- WHAT YOU WILL DO: Tally the lines below that contain "Tirmizi". The number is the whole answer.

- RECORDED DATA:
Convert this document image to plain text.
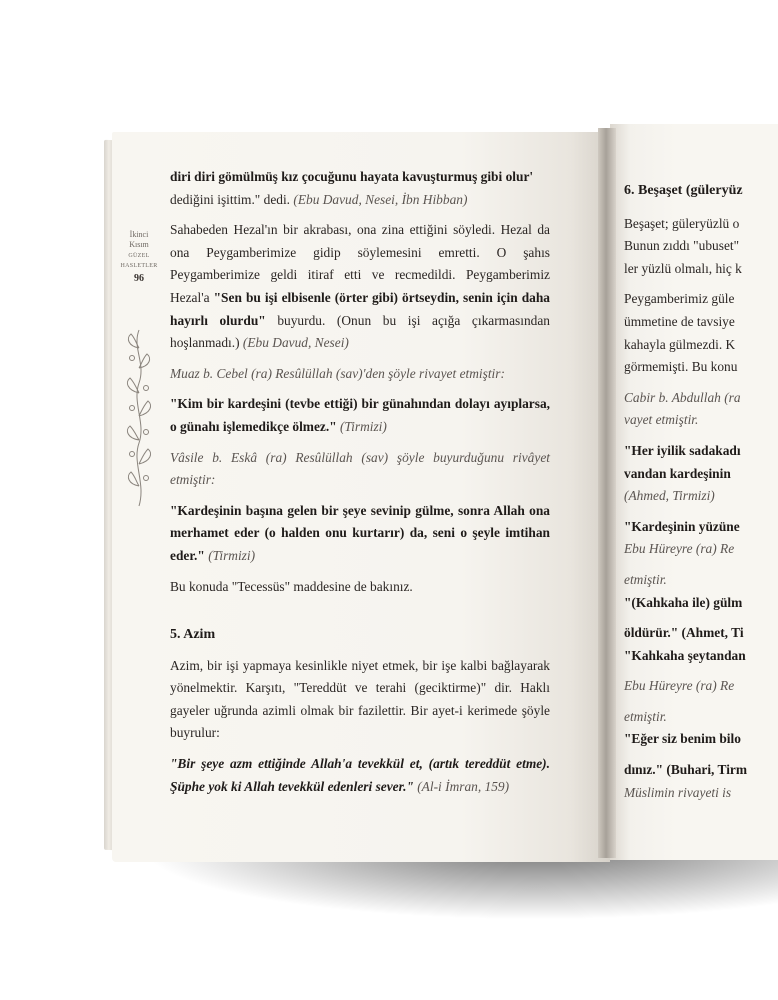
İkinci
Kısım
GÜZEL
HASLETLER
96

diri diri gömülmüş kız çocuğunu hayata kavuşturmuş gibi olur'
dediğini işittim." dedi. (Ebu Davud, Nesei, İbn Hibban)

Sahabeden Hezal'ın bir akrabası, ona zina ettiğini söyledi. Hezal da ona Peygamberimize gidip söylemesini emretti. O şahıs Peygamberimize geldi itiraf etti ve recmedildi. Peygamberimiz Hezal'a "Sen bu işi elbisenle (örter gibi) örtseydin, senin için daha hayırlı olurdu" buyurdu. (Onun bu işi açığa çıkarmasından hoşlanmadı.) (Ebu Davud, Nesei)

Muaz b. Cebel (ra) Resûlüllah (sav)'den şöyle rivayet etmiştir:

"Kim bir kardeşini (tevbe ettiği) bir günahından dolayı ayıplarsa, o günahı işlemedikçe ölmez." (Tirmizi)

Vâsile b. Eskâ (ra) Resûlüllah (sav) şöyle buyurduğunu rivâyet etmiştir:

"Kardeşinin başına gelen bir şeye sevinip gülme, sonra Allah ona merhamet eder (o halden onu kurtarır) da, seni o şeyle imtihan eder." (Tirmizi)

Bu konuda "Tecessüs" maddesine de bakınız.

5. Azim

Azim, bir işi yapmaya kesinlikle niyet etmek, bir işe kalbi bağlayarak yönelmektir. Karşıtı, "Tereddüt ve terahi (geciktirme)" dir. Haklı gayeler uğrunda azimli olmak bir fazilettir. Bir ayet-i kerimede şöyle buyrulur:

"Bir şeye azm ettiğinde Allah'a tevekkül et, (artık tereddüt etme). Şüphe yok ki Allah tevekkül edenleri sever." (Al-i İmran, 159)

6. Beşaşet (güleryüz

Beşaşet; güleryüzlü o
Bunun zıddı "ubuset"
ler yüzlü olmalı, hiç k

Peygamberimiz güle
ümmetine de tavsiye
kahayla gülmezdi. K
görmemişti. Bu konu

Cabir b. Abdullah (ra
vayet etmiştir.

"Her iyilik sadakadı
vandan kardeşinin
(Ahmed, Tirmizi)

"Kardeşinin yüzüne
Ebu Hüreyre (ra) Re

etmiştir.
"(Kahkaha ile) gülm

öldürür." (Ahmet, Ti
"Kahkaha şeytandan

Ebu Hüreyre (ra) Re

etmiştir.
"Eğer siz benim bilo

dınız." (Buhari, Tirm
Müslimin rivayeti is
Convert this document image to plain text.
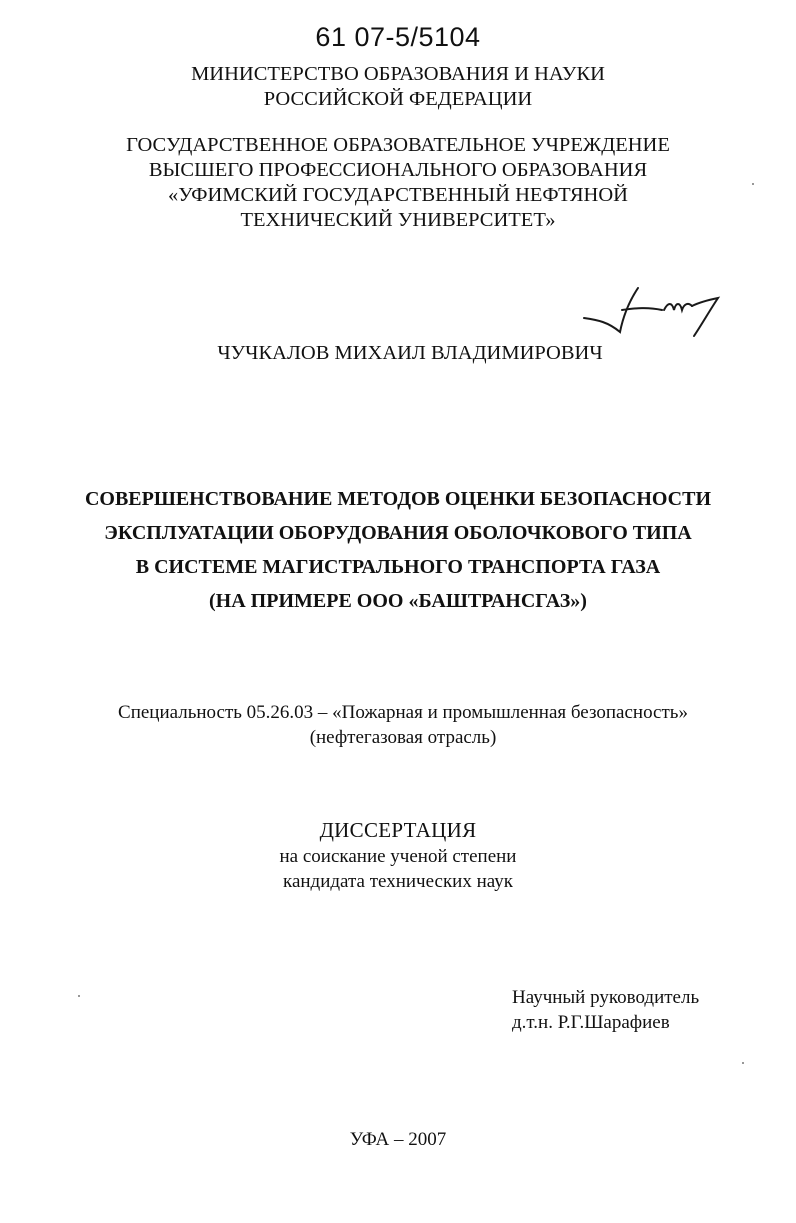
61 07-5/5104
МИНИСТЕРСТВО ОБРАЗОВАНИЯ И НАУКИ
РОССИЙСКОЙ ФЕДЕРАЦИИ
ГОСУДАРСТВЕННОЕ ОБРАЗОВАТЕЛЬНОЕ УЧРЕЖДЕНИЕ
ВЫСШЕГО ПРОФЕССИОНАЛЬНОГО ОБРАЗОВАНИЯ
«УФИМСКИЙ ГОСУДАРСТВЕННЫЙ НЕФТЯНОЙ
ТЕХНИЧЕСКИЙ УНИВЕРСИТЕТ»
ЧУЧКАЛОВ МИХАИЛ ВЛАДИМИРОВИЧ
СОВЕРШЕНСТВОВАНИЕ МЕТОДОВ ОЦЕНКИ БЕЗОПАСНОСТИ
ЭКСПЛУАТАЦИИ ОБОРУДОВАНИЯ ОБОЛОЧКОВОГО ТИПА
В СИСТЕМЕ МАГИСТРАЛЬНОГО ТРАНСПОРТА ГАЗА
(НА ПРИМЕРЕ ООО «БАШТРАНСГАЗ»)
Специальность 05.26.03 – «Пожарная и промышленная безопасность»
(нефтегазовая отрасль)
ДИССЕРТАЦИЯ
на соискание ученой степени
кандидата технических наук
Научный руководитель
д.т.н. Р.Г.Шарафиев
УФА – 2007
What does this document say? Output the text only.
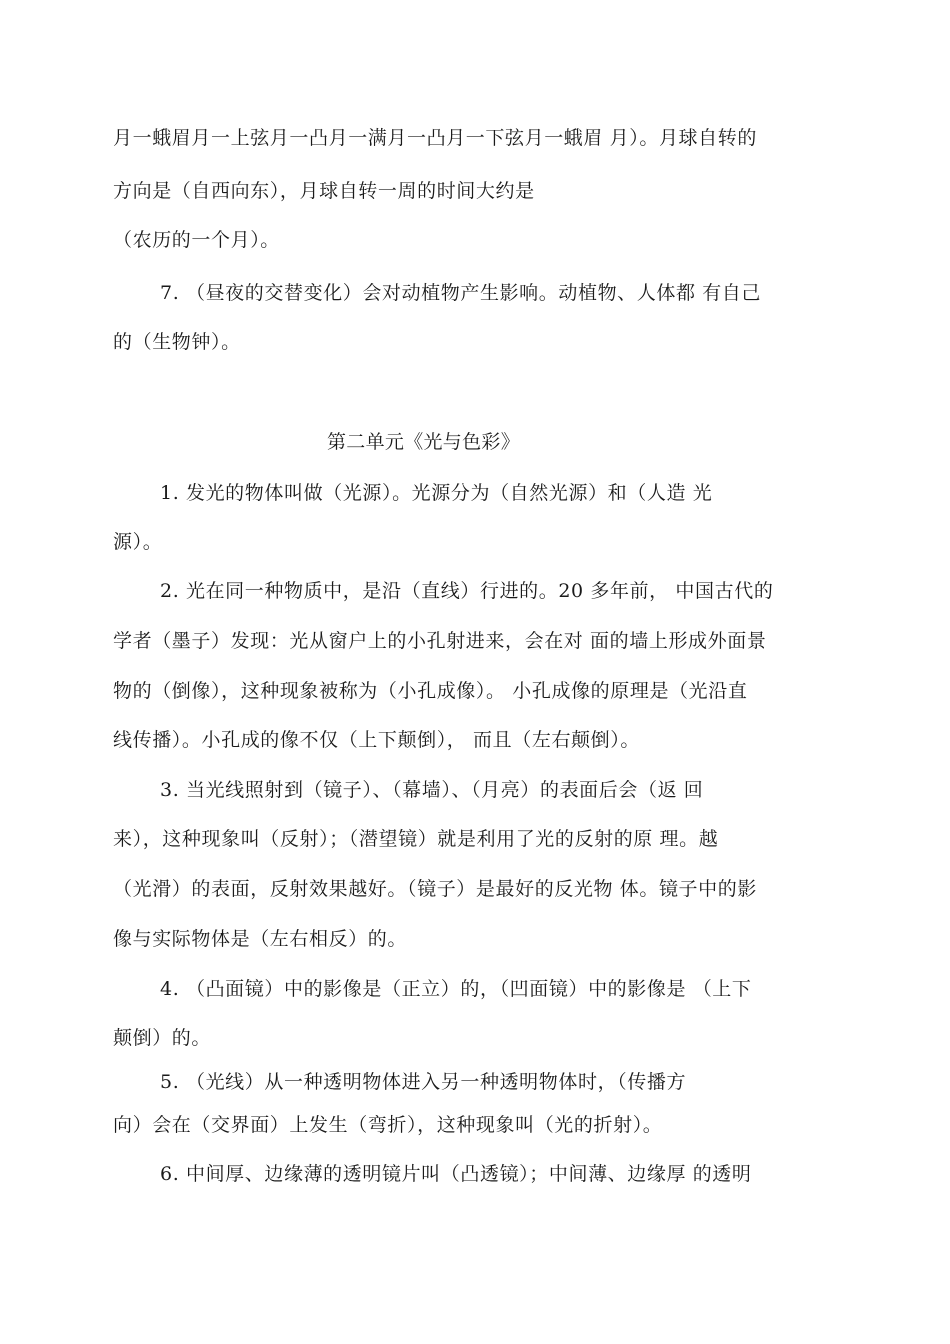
月一蛾眉月一上弦月一凸月一满月一凸月一下弦月一蛾眉 月）。月球自转的
方向是（自西向东），月球自转一周的时间大约是
（农历的一个月）。
7. （昼夜的交替变化）会对动植物产生影响。动植物、人体都 有自己
的（生物钟）。
第二单元《光与色彩》
1. 发光的物体叫做（光源）。光源分为（自然光源）和（人造 光
源）。
2. 光在同一种物质中，是沿（直线）行进的。20 多年前， 中国古代的
学者（墨子）发现：光从窗户上的小孔射进来，会在对 面的墙上形成外面景
物的（倒像），这种现象被称为（小孔成像）。 小孔成像的原理是（光沿直
线传播）。小孔成的像不仅（上下颠倒）， 而且（左右颠倒）。
3. 当光线照射到（镜子）、（幕墙）、（月亮）的表面后会（返 回
来），这种现象叫（反射）；（潜望镜）就是利用了光的反射的原 理。越
（光滑）的表面，反射效果越好。（镜子）是最好的反光物 体。镜子中的影
像与实际物体是（左右相反）的。
4. （凸面镜）中的影像是（正立）的，（凹面镜）中的影像是 （上下
颠倒）的。
5. （光线）从一种透明物体进入另一种透明物体时，（传播方
向）会在（交界面）上发生（弯折），这种现象叫（光的折射）。
6. 中间厚、边缘薄的透明镜片叫（凸透镜）；中间薄、边缘厚 的透明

- TASK OUTPUT: 3